Exercise prompt
Provide only the number of lines in the records below that include "август".

[Dataset listings of figures]
⁂
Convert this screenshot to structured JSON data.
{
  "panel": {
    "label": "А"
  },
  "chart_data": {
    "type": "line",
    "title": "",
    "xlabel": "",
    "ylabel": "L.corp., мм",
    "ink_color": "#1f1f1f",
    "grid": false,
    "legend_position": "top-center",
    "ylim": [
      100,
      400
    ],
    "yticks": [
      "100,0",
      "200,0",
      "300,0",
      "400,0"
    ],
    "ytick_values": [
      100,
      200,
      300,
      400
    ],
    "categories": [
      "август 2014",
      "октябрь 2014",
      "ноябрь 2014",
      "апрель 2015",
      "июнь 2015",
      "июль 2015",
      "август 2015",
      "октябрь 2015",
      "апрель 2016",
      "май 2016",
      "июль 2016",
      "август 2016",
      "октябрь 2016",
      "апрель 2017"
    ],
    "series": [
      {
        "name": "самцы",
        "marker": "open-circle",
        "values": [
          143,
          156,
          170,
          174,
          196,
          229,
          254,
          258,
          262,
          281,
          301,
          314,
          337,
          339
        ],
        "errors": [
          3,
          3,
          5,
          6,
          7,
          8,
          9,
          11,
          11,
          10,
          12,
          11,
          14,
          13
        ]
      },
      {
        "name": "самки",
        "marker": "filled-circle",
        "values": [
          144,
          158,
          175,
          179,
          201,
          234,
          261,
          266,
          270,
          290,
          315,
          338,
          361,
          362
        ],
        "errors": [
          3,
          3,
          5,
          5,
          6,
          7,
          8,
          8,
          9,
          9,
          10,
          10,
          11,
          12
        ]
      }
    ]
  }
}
⁂
Response below
3